In the entries that follow, find the word "PREVIEW" and report each line it is on.

═════ GIVEN DATA ═════

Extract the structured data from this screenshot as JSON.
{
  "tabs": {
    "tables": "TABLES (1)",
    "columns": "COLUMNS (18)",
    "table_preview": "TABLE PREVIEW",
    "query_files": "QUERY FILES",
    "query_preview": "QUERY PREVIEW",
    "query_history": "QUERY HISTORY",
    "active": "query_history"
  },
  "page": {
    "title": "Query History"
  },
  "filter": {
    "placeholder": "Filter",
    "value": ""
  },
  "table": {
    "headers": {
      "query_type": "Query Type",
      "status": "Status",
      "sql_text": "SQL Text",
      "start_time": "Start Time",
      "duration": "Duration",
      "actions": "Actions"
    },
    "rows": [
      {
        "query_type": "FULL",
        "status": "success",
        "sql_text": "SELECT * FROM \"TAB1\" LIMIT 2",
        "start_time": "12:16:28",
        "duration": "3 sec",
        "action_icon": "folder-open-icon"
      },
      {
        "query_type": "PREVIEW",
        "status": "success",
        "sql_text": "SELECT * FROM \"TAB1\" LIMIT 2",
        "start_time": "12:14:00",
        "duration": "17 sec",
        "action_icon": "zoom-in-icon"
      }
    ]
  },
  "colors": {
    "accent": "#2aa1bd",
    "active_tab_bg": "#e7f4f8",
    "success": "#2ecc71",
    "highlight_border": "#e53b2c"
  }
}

═════

- **FINISHED ANSWER**
    "table_preview": "TABLE PREVIEW",
    "query_preview": "QUERY PREVIEW",
        "query_type": "PREVIEW",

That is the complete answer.